» Material to process:
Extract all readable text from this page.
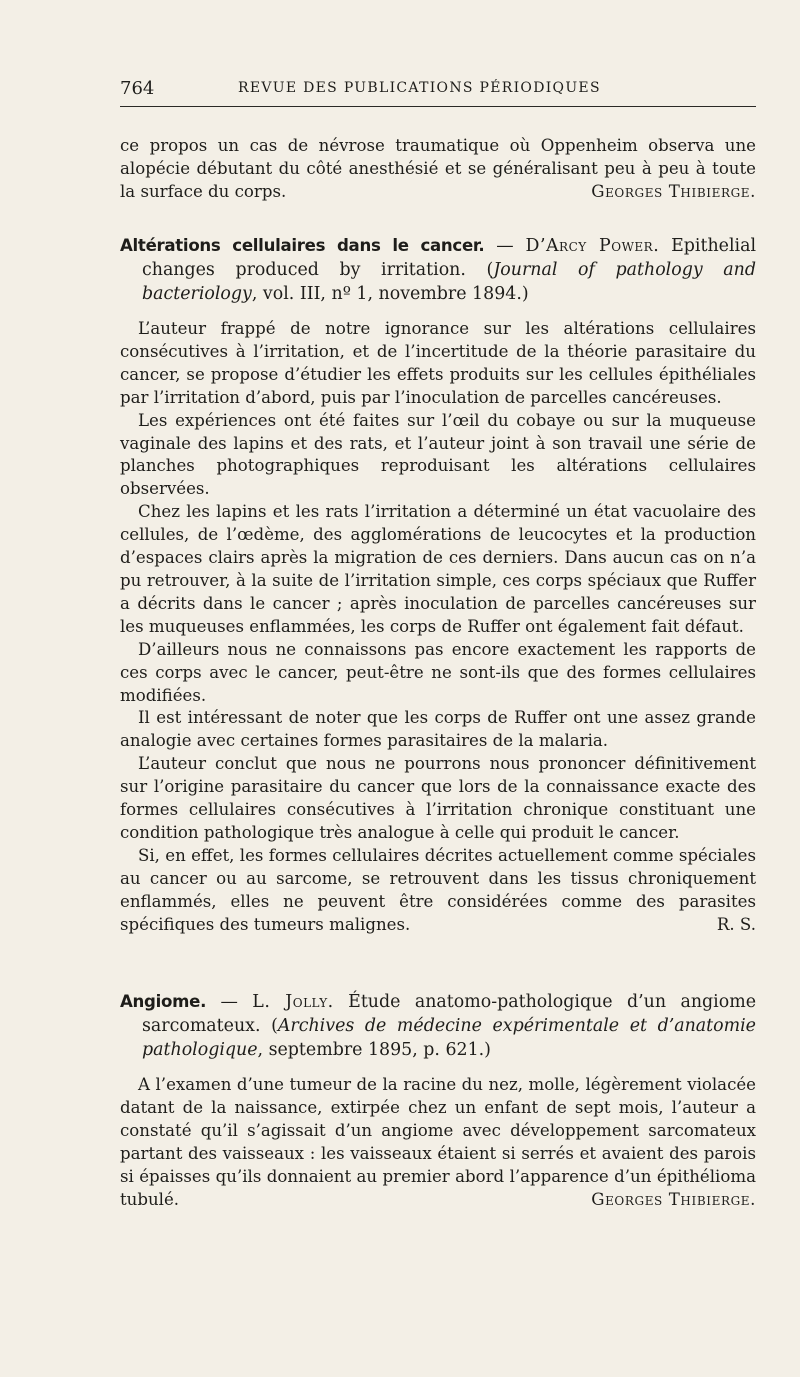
764	REVUE DES PUBLICATIONS PÉRIODIQUES

ce propos un cas de névrose traumatique où Oppenheim observa une alopécie débutant du côté anesthésié et se généralisant peu à peu à toute la surface du corps.	Georges Thibierge.

Altérations cellulaires dans le cancer. — D’Arcy Power. Epithelial changes produced by irritation. (Journal of pathology and bacteriology, vol. III, nº 1, novembre 1894.)

L’auteur frappé de notre ignorance sur les altérations cellulaires consécutives à l’irritation, et de l’incertitude de la théorie parasitaire du cancer, se propose d’étudier les effets produits sur les cellules épithéliales par l’irritation d’abord, puis par l’inoculation de parcelles cancéreuses.

Les expériences ont été faites sur l’œil du cobaye ou sur la muqueuse vaginale des lapins et des rats, et l’auteur joint à son travail une série de planches photographiques reproduisant les altérations cellulaires observées.

Chez les lapins et les rats l’irritation a déterminé un état vacuolaire des cellules, de l’œdème, des agglomérations de leucocytes et la production d’espaces clairs après la migration de ces derniers. Dans aucun cas on n’a pu retrouver, à la suite de l’irritation simple, ces corps spéciaux que Ruffer a décrits dans le cancer ; après inoculation de parcelles cancéreuses sur les muqueuses enflammées, les corps de Ruffer ont également fait défaut.

D’ailleurs nous ne connaissons pas encore exactement les rapports de ces corps avec le cancer, peut-être ne sont-ils que des formes cellulaires modifiées.

Il est intéressant de noter que les corps de Ruffer ont une assez grande analogie avec certaines formes parasitaires de la malaria.

L’auteur conclut que nous ne pourrons nous prononcer définitivement sur l’origine parasitaire du cancer que lors de la connaissance exacte des formes cellulaires consécutives à l’irritation chronique constituant une condition pathologique très analogue à celle qui produit le cancer.

Si, en effet, les formes cellulaires décrites actuellement comme spéciales au cancer ou au sarcome, se retrouvent dans les tissus chroniquement enflammés, elles ne peuvent être considérées comme des parasites spécifiques des tumeurs malignes.	R. S.

Angiome. — L. Jolly. Étude anatomo-pathologique d’un angiome sarcomateux. (Archives de médecine expérimentale et d’anatomie pathologique, septembre 1895, p. 621.)

A l’examen d’une tumeur de la racine du nez, molle, légèrement violacée datant de la naissance, extirpée chez un enfant de sept mois, l’auteur a constaté qu’il s’agissait d’un angiome avec développement sarcomateux partant des vaisseaux : les vaisseaux étaient si serrés et avaient des parois si épaisses qu’ils donnaient au premier abord l’apparence d’un épithélioma tubulé.	Georges Thibierge.
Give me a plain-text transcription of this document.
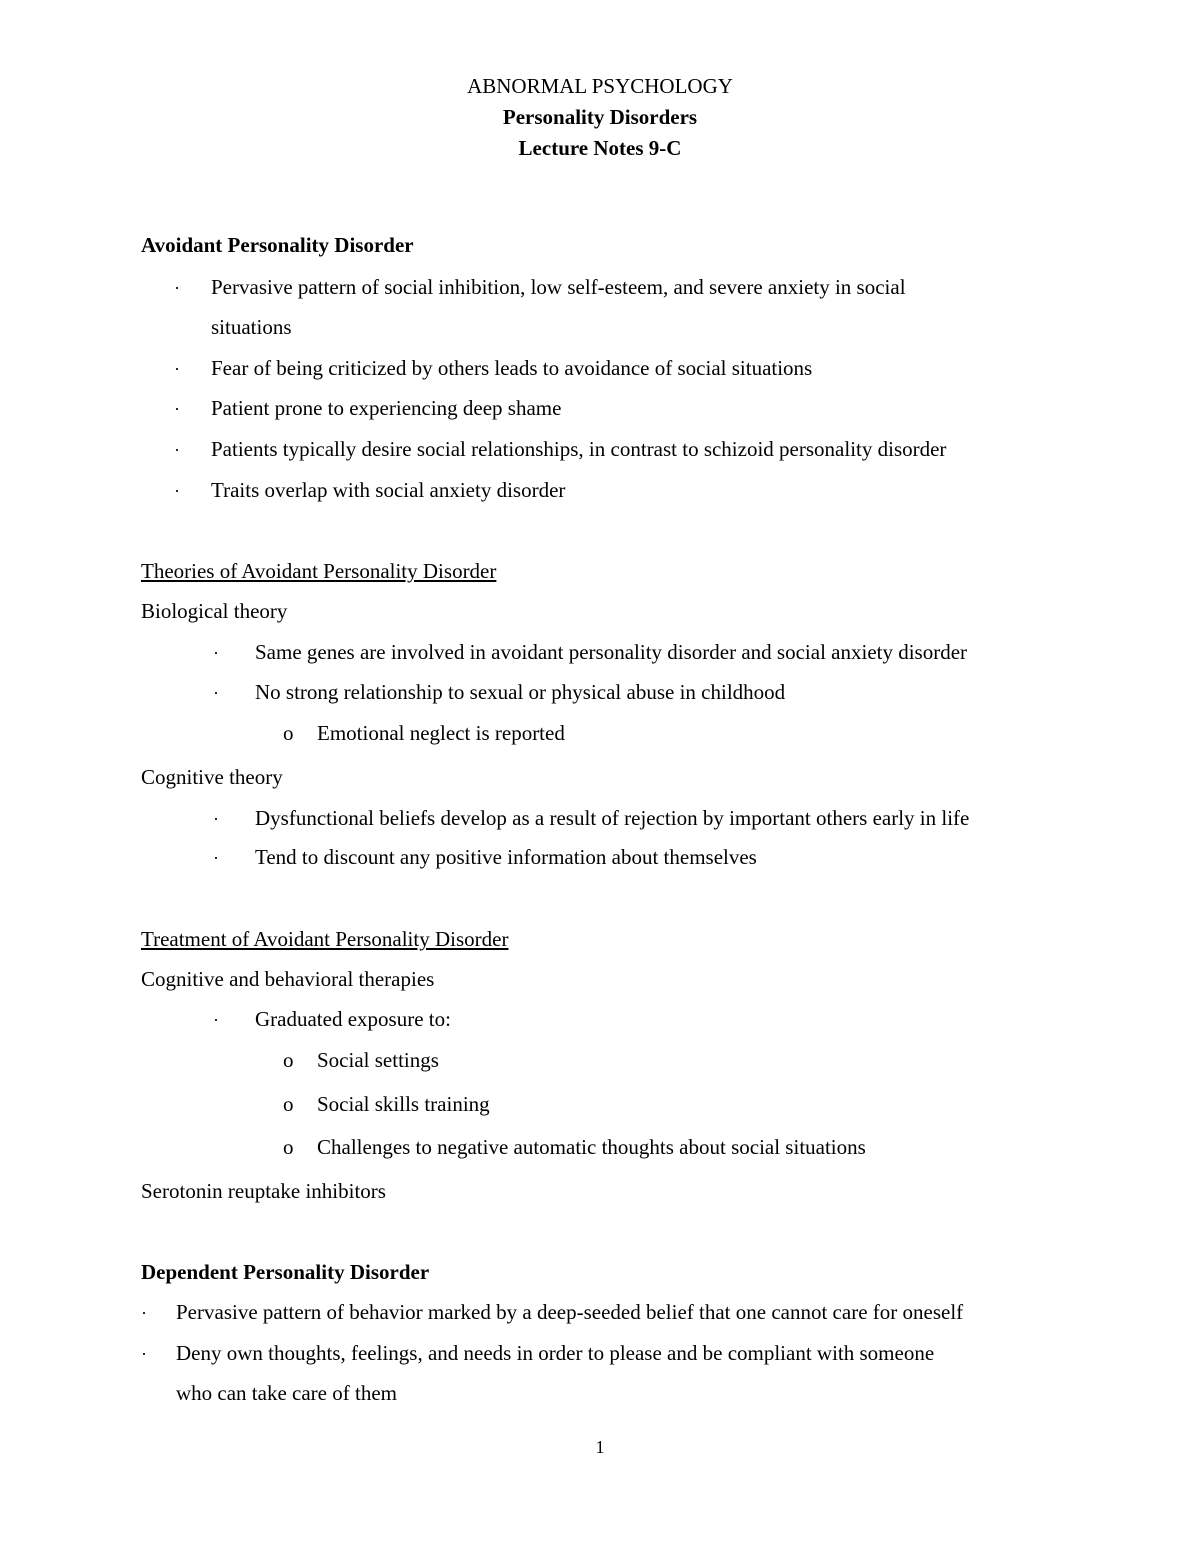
ABNORMAL PSYCHOLOGY
Personality Disorders
Lecture Notes 9-C
Avoidant Personality Disorder
· Pervasive pattern of social inhibition, low self-esteem, and severe anxiety in social
situations
· Fear of being criticized by others leads to avoidance of social situations
· Patient prone to experiencing deep shame
· Patients typically desire social relationships, in contrast to schizoid personality disorder
· Traits overlap with social anxiety disorder
Theories of Avoidant Personality Disorder
Biological theory
· Same genes are involved in avoidant personality disorder and social anxiety disorder
· No strong relationship to sexual or physical abuse in childhood
o Emotional neglect is reported
Cognitive theory
· Dysfunctional beliefs develop as a result of rejection by important others early in life
· Tend to discount any positive information about themselves
Treatment of Avoidant Personality Disorder
Cognitive and behavioral therapies
· Graduated exposure to:
o Social settings
o Social skills training
o Challenges to negative automatic thoughts about social situations
Serotonin reuptake inhibitors
Dependent Personality Disorder
· Pervasive pattern of behavior marked by a deep-seeded belief that one cannot care for oneself
· Deny own thoughts, feelings, and needs in order to please and be compliant with someone
who can take care of them
1
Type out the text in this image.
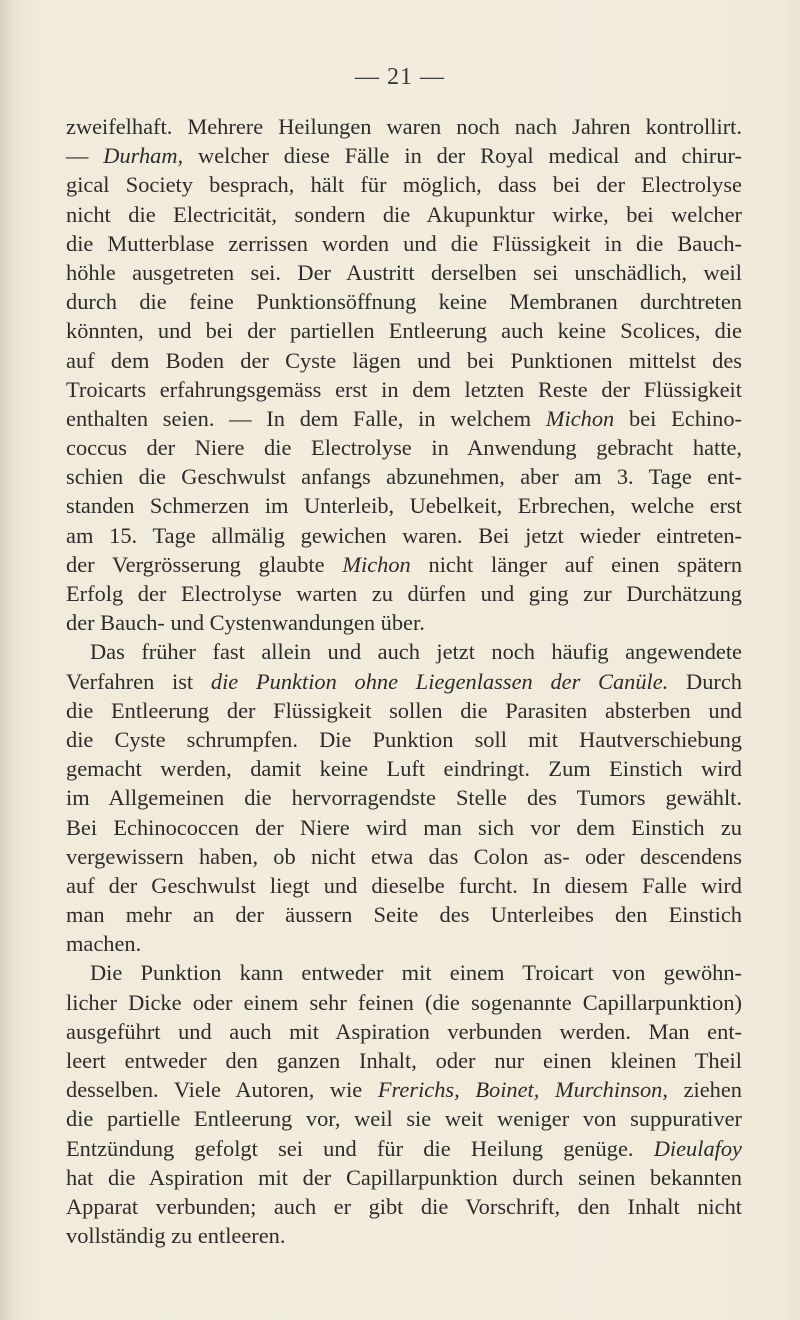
— 21 —
zweifelhaft. Mehrere Heilungen waren noch nach Jahren kontrollirt.
— Durham, welcher diese Fälle in der Royal medical and chirur-
gical Society besprach, hält für möglich, dass bei der Electrolyse
nicht die Electricität, sondern die Akupunktur wirke, bei welcher
die Mutterblase zerrissen worden und die Flüssigkeit in die Bauch-
höhle ausgetreten sei. Der Austritt derselben sei unschädlich, weil
durch die feine Punktionsöffnung keine Membranen durchtreten
könnten, und bei der partiellen Entleerung auch keine Scolices, die
auf dem Boden der Cyste lägen und bei Punktionen mittelst des
Troicarts erfahrungsgemäss erst in dem letzten Reste der Flüssigkeit
enthalten seien. — In dem Falle, in welchem Michon bei Echino-
coccus der Niere die Electrolyse in Anwendung gebracht hatte,
schien die Geschwulst anfangs abzunehmen, aber am 3. Tage ent-
standen Schmerzen im Unterleib, Uebelkeit, Erbrechen, welche erst
am 15. Tage allmälig gewichen waren. Bei jetzt wieder eintreten-
der Vergrösserung glaubte Michon nicht länger auf einen spätern
Erfolg der Electrolyse warten zu dürfen und ging zur Durchätzung
der Bauch- und Cystenwandungen über.
Das früher fast allein und auch jetzt noch häufig angewendete
Verfahren ist die Punktion ohne Liegenlassen der Canüle. Durch
die Entleerung der Flüssigkeit sollen die Parasiten absterben und
die Cyste schrumpfen. Die Punktion soll mit Hautverschiebung
gemacht werden, damit keine Luft eindringt. Zum Einstich wird
im Allgemeinen die hervorragendste Stelle des Tumors gewählt.
Bei Echinococcen der Niere wird man sich vor dem Einstich zu
vergewissern haben, ob nicht etwa das Colon as- oder descendens
auf der Geschwulst liegt und dieselbe furcht. In diesem Falle wird
man mehr an der äussern Seite des Unterleibes den Einstich
machen.
Die Punktion kann entweder mit einem Troicart von gewöhn-
licher Dicke oder einem sehr feinen (die sogenannte Capillarpunktion)
ausgeführt und auch mit Aspiration verbunden werden. Man ent-
leert entweder den ganzen Inhalt, oder nur einen kleinen Theil
desselben. Viele Autoren, wie Frerichs, Boinet, Murchinson, ziehen
die partielle Entleerung vor, weil sie weit weniger von suppurativer
Entzündung gefolgt sei und für die Heilung genüge. Dieulafoy
hat die Aspiration mit der Capillarpunktion durch seinen bekannten
Apparat verbunden; auch er gibt die Vorschrift, den Inhalt nicht
vollständig zu entleeren.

» Task prompt:
Since the pictures are not wanted, transcribe the rest of the listing above exactly.

» Exercise answer:
Extract all readable text from this page.
764	REVUE DES PUBLICATIONS PÉRIODIQUES

ce propos un cas de névrose traumatique où Oppenheim observa une alopécie débutant du côté anesthésié et se généralisant peu à peu à toute la surface du corps.	Georges Thibierge.

Altérations cellulaires dans le cancer. — D’Arcy Power. Epithelial changes produced by irritation. (Journal of pathology and bacteriology, vol. III, nº 1, novembre 1894.)

L’auteur frappé de notre ignorance sur les altérations cellulaires consécutives à l’irritation, et de l’incertitude de la théorie parasitaire du cancer, se propose d’étudier les effets produits sur les cellules épithéliales par l’irritation d’abord, puis par l’inoculation de parcelles cancéreuses.

Les expériences ont été faites sur l’œil du cobaye ou sur la muqueuse vaginale des lapins et des rats, et l’auteur joint à son travail une série de planches photographiques reproduisant les altérations cellulaires observées.

Chez les lapins et les rats l’irritation a déterminé un état vacuolaire des cellules, de l’œdème, des agglomérations de leucocytes et la production d’espaces clairs après la migration de ces derniers. Dans aucun cas on n’a pu retrouver, à la suite de l’irritation simple, ces corps spéciaux que Ruffer a décrits dans le cancer ; après inoculation de parcelles cancéreuses sur les muqueuses enflammées, les corps de Ruffer ont également fait défaut.

D’ailleurs nous ne connaissons pas encore exactement les rapports de ces corps avec le cancer, peut-être ne sont-ils que des formes cellulaires modifiées.

Il est intéressant de noter que les corps de Ruffer ont une assez grande analogie avec certaines formes parasitaires de la malaria.

L’auteur conclut que nous ne pourrons nous prononcer définitivement sur l’origine parasitaire du cancer que lors de la connaissance exacte des formes cellulaires consécutives à l’irritation chronique constituant une condition pathologique très analogue à celle qui produit le cancer.

Si, en effet, les formes cellulaires décrites actuellement comme spéciales au cancer ou au sarcome, se retrouvent dans les tissus chroniquement enflammés, elles ne peuvent être considérées comme des parasites spécifiques des tumeurs malignes.	R. S.

Angiome. — L. Jolly. Étude anatomo-pathologique d’un angiome sarcomateux. (Archives de médecine expérimentale et d’anatomie pathologique, septembre 1895, p. 621.)

A l’examen d’une tumeur de la racine du nez, molle, légèrement violacée datant de la naissance, extirpée chez un enfant de sept mois, l’auteur a constaté qu’il s’agissait d’un angiome avec développement sarcomateux partant des vaisseaux : les vaisseaux étaient si serrés et avaient des parois si épaisses qu’ils donnaient au premier abord l’apparence d’un épithélioma tubulé.	Georges Thibierge.
Give me a plain-text transcription of this document.
ABNORMAL PSYCHOLOGY
Personality Disorders
Lecture Notes 9-C
Avoidant Personality Disorder
· Pervasive pattern of social inhibition, low self-esteem, and severe anxiety in social
situations
· Fear of being criticized by others leads to avoidance of social situations
· Patient prone to experiencing deep shame
· Patients typically desire social relationships, in contrast to schizoid personality disorder
· Traits overlap with social anxiety disorder
Theories of Avoidant Personality Disorder
Biological theory
· Same genes are involved in avoidant personality disorder and social anxiety disorder
· No strong relationship to sexual or physical abuse in childhood
o Emotional neglect is reported
Cognitive theory
· Dysfunctional beliefs develop as a result of rejection by important others early in life
· Tend to discount any positive information about themselves
Treatment of Avoidant Personality Disorder
Cognitive and behavioral therapies
· Graduated exposure to:
o Social settings
o Social skills training
o Challenges to negative automatic thoughts about social situations
Serotonin reuptake inhibitors
Dependent Personality Disorder
· Pervasive pattern of behavior marked by a deep-seeded belief that one cannot care for oneself
· Deny own thoughts, feelings, and needs in order to please and be compliant with someone
who can take care of them
1
Type out the text in this image.
— 21 —
zweifelhaft. Mehrere Heilungen waren noch nach Jahren kontrollirt.
— Durham, welcher diese Fälle in der Royal medical and chirur-
gical Society besprach, hält für möglich, dass bei der Electrolyse
nicht die Electricität, sondern die Akupunktur wirke, bei welcher
die Mutterblase zerrissen worden und die Flüssigkeit in die Bauch-
höhle ausgetreten sei. Der Austritt derselben sei unschädlich, weil
durch die feine Punktionsöffnung keine Membranen durchtreten
könnten, und bei der partiellen Entleerung auch keine Scolices, die
auf dem Boden der Cyste lägen und bei Punktionen mittelst des
Troicarts erfahrungsgemäss erst in dem letzten Reste der Flüssigkeit
enthalten seien. — In dem Falle, in welchem Michon bei Echino-
coccus der Niere die Electrolyse in Anwendung gebracht hatte,
schien die Geschwulst anfangs abzunehmen, aber am 3. Tage ent-
standen Schmerzen im Unterleib, Uebelkeit, Erbrechen, welche erst
am 15. Tage allmälig gewichen waren. Bei jetzt wieder eintreten-
der Vergrösserung glaubte Michon nicht länger auf einen spätern
Erfolg der Electrolyse warten zu dürfen und ging zur Durchätzung
der Bauch- und Cystenwandungen über.
Das früher fast allein und auch jetzt noch häufig angewendete
Verfahren ist die Punktion ohne Liegenlassen der Canüle. Durch
die Entleerung der Flüssigkeit sollen die Parasiten absterben und
die Cyste schrumpfen. Die Punktion soll mit Hautverschiebung
gemacht werden, damit keine Luft eindringt. Zum Einstich wird
im Allgemeinen die hervorragendste Stelle des Tumors gewählt.
Bei Echinococcen der Niere wird man sich vor dem Einstich zu
vergewissern haben, ob nicht etwa das Colon as- oder descendens
auf der Geschwulst liegt und dieselbe furcht. In diesem Falle wird
man mehr an der äussern Seite des Unterleibes den Einstich
machen.
Die Punktion kann entweder mit einem Troicart von gewöhn-
licher Dicke oder einem sehr feinen (die sogenannte Capillarpunktion)
ausgeführt und auch mit Aspiration verbunden werden. Man ent-
leert entweder den ganzen Inhalt, oder nur einen kleinen Theil
desselben. Viele Autoren, wie Frerichs, Boinet, Murchinson, ziehen
die partielle Entleerung vor, weil sie weit weniger von suppurativer
Entzündung gefolgt sei und für die Heilung genüge. Dieulafoy
hat die Aspiration mit der Capillarpunktion durch seinen bekannten
Apparat verbunden; auch er gibt die Vorschrift, den Inhalt nicht
vollständig zu entleeren.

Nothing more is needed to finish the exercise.